● SUPPLIED DATA
•••

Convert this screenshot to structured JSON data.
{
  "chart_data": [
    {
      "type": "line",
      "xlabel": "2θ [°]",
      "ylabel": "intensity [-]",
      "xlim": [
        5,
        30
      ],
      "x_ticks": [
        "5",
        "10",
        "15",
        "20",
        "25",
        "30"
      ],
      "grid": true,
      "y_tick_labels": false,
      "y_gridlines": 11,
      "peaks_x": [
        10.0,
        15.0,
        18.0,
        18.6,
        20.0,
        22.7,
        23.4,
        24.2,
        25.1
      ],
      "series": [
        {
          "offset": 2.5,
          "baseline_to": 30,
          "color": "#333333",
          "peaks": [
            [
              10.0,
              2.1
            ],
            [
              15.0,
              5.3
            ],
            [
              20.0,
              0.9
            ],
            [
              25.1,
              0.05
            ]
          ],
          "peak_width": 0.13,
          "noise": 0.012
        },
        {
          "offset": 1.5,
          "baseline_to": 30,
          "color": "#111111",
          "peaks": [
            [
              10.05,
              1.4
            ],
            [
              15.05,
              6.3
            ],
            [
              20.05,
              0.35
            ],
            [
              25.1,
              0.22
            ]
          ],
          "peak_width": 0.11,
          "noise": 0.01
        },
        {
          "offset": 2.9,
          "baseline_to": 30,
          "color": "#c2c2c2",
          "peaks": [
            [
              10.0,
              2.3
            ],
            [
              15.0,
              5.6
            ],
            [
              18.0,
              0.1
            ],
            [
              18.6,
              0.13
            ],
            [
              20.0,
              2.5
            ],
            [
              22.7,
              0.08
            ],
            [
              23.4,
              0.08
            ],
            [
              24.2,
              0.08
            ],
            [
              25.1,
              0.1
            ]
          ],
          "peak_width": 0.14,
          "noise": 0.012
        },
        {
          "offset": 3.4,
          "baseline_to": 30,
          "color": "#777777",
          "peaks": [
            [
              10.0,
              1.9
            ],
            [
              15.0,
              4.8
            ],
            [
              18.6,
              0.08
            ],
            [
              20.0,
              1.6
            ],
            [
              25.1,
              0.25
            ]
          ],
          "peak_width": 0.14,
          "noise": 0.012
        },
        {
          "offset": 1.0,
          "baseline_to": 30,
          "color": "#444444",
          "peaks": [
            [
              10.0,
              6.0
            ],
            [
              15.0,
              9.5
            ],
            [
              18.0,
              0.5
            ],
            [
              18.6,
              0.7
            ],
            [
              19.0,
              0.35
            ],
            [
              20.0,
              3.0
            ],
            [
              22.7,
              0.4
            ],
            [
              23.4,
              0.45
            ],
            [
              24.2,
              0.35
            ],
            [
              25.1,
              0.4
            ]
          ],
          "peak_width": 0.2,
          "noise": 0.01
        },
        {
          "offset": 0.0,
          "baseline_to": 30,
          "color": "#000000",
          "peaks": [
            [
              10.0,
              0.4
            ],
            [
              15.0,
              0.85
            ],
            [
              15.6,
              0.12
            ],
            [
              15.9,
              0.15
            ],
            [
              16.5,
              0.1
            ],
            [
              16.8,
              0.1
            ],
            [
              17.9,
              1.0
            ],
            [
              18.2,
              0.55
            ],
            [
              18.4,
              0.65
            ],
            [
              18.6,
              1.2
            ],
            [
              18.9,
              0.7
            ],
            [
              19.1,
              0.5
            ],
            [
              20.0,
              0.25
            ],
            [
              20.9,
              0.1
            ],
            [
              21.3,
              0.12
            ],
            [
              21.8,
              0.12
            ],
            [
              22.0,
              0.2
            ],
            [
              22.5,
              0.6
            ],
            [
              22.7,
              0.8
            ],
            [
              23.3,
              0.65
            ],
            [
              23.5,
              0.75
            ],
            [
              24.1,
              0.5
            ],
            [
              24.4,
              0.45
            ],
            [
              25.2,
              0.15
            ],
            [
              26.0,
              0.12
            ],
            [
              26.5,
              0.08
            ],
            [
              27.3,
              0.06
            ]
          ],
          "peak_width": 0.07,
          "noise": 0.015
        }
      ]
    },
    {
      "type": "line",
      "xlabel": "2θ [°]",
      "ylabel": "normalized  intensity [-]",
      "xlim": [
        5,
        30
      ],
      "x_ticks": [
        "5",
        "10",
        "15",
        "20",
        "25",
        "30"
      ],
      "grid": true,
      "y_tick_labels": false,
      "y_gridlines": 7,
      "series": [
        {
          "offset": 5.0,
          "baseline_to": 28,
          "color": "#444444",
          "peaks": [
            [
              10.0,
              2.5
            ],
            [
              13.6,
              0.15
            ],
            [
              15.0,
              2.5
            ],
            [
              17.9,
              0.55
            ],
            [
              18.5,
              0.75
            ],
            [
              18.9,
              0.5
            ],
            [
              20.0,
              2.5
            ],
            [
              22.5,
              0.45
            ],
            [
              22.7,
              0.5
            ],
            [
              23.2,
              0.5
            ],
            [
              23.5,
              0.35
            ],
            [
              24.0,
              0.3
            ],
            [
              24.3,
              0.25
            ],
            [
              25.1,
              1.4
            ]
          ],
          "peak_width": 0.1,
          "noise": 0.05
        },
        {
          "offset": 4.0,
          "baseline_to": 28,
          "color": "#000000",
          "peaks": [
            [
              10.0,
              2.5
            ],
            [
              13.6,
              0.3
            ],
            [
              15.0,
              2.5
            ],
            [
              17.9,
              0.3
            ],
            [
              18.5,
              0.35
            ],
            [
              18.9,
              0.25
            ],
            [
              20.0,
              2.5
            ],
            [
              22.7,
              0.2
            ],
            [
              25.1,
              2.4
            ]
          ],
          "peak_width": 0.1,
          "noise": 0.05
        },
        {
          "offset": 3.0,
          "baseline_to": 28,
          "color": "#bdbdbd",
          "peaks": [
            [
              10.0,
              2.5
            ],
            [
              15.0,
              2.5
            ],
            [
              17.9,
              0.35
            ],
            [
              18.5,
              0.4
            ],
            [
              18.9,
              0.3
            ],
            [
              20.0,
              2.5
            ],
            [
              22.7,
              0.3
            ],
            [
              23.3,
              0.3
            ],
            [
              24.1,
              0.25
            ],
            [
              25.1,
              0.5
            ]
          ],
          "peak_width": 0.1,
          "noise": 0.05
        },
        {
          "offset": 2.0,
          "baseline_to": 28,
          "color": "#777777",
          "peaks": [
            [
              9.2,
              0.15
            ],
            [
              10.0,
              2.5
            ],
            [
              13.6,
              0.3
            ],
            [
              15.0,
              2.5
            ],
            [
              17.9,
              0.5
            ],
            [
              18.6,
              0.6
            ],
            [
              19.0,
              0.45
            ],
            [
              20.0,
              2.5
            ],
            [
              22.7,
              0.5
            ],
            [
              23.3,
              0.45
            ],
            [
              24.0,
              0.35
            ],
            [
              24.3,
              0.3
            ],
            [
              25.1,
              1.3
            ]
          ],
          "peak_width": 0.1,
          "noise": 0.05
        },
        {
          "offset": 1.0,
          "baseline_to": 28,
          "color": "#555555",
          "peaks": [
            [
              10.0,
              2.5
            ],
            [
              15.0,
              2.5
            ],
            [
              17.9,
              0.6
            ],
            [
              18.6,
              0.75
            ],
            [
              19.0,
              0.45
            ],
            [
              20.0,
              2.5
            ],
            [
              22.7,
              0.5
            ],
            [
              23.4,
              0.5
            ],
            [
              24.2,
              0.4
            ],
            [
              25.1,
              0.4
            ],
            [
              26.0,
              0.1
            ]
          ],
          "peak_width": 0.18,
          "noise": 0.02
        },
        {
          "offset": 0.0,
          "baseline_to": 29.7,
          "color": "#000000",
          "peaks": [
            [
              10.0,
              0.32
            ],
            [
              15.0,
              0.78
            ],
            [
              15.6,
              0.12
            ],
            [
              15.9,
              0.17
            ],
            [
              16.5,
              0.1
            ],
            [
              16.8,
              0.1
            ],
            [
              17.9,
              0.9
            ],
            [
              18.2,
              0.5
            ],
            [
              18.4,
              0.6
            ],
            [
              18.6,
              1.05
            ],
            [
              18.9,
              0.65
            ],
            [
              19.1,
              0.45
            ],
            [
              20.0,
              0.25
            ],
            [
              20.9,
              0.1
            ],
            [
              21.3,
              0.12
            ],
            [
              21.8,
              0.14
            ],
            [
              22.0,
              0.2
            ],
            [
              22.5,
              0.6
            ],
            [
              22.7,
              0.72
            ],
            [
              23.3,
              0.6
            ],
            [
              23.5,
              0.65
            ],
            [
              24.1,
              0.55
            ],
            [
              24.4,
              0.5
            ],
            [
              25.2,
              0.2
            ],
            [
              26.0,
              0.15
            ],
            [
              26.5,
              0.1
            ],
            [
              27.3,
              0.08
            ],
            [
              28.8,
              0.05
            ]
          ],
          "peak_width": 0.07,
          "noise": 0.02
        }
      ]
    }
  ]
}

•••

● THE TASK
Go through the records above, find every line with the word "offset", and list those lines.

● COMPLETED EXERCISE
          "offset": 2.5,
          "offset": 1.5,
          "offset": 2.9,
          "offset": 3.4,
          "offset": 1.0,
          "offset": 0.0,
          "offset": 5.0,
          "offset": 4.0,
          "offset": 3.0,
          "offset": 2.0,
          "offset": 1.0,
          "offset": 0.0,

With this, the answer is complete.